● RECORDS PROVIDED

────────────────────────────────────────

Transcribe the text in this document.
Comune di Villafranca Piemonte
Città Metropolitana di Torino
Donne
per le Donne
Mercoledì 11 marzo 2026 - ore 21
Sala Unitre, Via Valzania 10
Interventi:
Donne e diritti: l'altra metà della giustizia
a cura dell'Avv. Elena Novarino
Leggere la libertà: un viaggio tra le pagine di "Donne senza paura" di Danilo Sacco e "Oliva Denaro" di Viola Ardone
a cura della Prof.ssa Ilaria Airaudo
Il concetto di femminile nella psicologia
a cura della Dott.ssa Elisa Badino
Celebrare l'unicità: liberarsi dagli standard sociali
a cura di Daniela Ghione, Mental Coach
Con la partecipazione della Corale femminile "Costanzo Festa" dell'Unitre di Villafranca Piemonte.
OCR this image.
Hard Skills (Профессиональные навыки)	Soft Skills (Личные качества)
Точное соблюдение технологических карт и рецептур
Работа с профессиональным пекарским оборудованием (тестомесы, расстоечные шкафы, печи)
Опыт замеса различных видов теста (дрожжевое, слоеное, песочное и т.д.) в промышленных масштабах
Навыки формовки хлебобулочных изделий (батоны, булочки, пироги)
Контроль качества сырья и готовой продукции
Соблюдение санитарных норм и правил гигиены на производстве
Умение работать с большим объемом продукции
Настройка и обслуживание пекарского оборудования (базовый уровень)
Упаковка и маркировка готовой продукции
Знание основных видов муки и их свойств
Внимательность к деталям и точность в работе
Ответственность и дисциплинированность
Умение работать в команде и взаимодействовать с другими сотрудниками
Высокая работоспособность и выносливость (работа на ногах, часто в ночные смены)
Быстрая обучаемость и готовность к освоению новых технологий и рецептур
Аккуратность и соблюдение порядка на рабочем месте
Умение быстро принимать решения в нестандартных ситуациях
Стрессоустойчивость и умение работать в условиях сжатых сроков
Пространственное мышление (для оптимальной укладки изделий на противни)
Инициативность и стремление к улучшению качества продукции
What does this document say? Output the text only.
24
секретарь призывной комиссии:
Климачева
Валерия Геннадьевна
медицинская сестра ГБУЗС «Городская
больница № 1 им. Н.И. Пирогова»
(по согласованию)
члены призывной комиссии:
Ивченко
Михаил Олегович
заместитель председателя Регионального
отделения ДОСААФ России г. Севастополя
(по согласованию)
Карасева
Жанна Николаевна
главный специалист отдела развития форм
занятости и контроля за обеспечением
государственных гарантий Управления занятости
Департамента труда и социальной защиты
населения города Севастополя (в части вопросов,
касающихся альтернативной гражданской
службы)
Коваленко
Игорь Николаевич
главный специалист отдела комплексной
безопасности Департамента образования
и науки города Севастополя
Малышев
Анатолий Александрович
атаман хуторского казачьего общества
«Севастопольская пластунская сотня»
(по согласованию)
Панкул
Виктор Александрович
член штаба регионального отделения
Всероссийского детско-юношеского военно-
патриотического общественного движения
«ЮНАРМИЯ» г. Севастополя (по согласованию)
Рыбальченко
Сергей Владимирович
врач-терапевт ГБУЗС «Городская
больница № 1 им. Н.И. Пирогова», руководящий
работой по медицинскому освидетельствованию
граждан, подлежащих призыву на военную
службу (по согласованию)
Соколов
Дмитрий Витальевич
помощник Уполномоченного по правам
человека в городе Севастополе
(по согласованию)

────────────────────────────────────────

● OBJECTIVE
Every entry in the listing must be retyped exactly.

● THE OUTPUT
Transcribe the text in this document.
Comune di Villafranca Piemonte
Città Metropolitana di Torino
Donne
per le Donne
Mercoledì 11 marzo 2026 - ore 21
Sala Unitre, Via Valzania 10
Interventi:
Donne e diritti: l'altra metà della giustizia
a cura dell'Avv. Elena Novarino
Leggere la libertà: un viaggio tra le pagine di "Donne senza paura" di Danilo Sacco e "Oliva Denaro" di Viola Ardone
a cura della Prof.ssa Ilaria Airaudo
Il concetto di femminile nella psicologia
a cura della Dott.ssa Elisa Badino
Celebrare l'unicità: liberarsi dagli standard sociali
a cura di Daniela Ghione, Mental Coach
Con la partecipazione della Corale femminile "Costanzo Festa" dell'Unitre di Villafranca Piemonte.
OCR this image.
Hard Skills (Профессиональные навыки)	Soft Skills (Личные качества)
Точное соблюдение технологических карт и рецептур
Работа с профессиональным пекарским оборудованием (тестомесы, расстоечные шкафы, печи)
Опыт замеса различных видов теста (дрожжевое, слоеное, песочное и т.д.) в промышленных масштабах
Навыки формовки хлебобулочных изделий (батоны, булочки, пироги)
Контроль качества сырья и готовой продукции
Соблюдение санитарных норм и правил гигиены на производстве
Умение работать с большим объемом продукции
Настройка и обслуживание пекарского оборудования (базовый уровень)
Упаковка и маркировка готовой продукции
Знание основных видов муки и их свойств
Внимательность к деталям и точность в работе
Ответственность и дисциплинированность
Умение работать в команде и взаимодействовать с другими сотрудниками
Высокая работоспособность и выносливость (работа на ногах, часто в ночные смены)
Быстрая обучаемость и готовность к освоению новых технологий и рецептур
Аккуратность и соблюдение порядка на рабочем месте
Умение быстро принимать решения в нестандартных ситуациях
Стрессоустойчивость и умение работать в условиях сжатых сроков
Пространственное мышление (для оптимальной укладки изделий на противни)
Инициативность и стремление к улучшению качества продукции
What does this document say? Output the text only.
24
секретарь призывной комиссии:
Климачева
Валерия Геннадьевна
медицинская сестра ГБУЗС «Городская
больница № 1 им. Н.И. Пирогова»
(по согласованию)
члены призывной комиссии:
Ивченко
Михаил Олегович
заместитель председателя Регионального
отделения ДОСААФ России г. Севастополя
(по согласованию)
Карасева
Жанна Николаевна
главный специалист отдела развития форм
занятости и контроля за обеспечением
государственных гарантий Управления занятости
Департамента труда и социальной защиты
населения города Севастополя (в части вопросов,
касающихся альтернативной гражданской
службы)
Коваленко
Игорь Николаевич
главный специалист отдела комплексной
безопасности Департамента образования
и науки города Севастополя
Малышев
Анатолий Александрович
атаман хуторского казачьего общества
«Севастопольская пластунская сотня»
(по согласованию)
Панкул
Виктор Александрович
член штаба регионального отделения
Всероссийского детско-юношеского военно-
патриотического общественного движения
«ЮНАРМИЯ» г. Севастополя (по согласованию)
Рыбальченко
Сергей Владимирович
врач-терапевт ГБУЗС «Городская
больница № 1 им. Н.И. Пирогова», руководящий
работой по медицинскому освидетельствованию
граждан, подлежащих призыву на военную
службу (по согласованию)
Соколов
Дмитрий Витальевич
помощник Уполномоченного по правам
человека в городе Севастополе
(по согласованию)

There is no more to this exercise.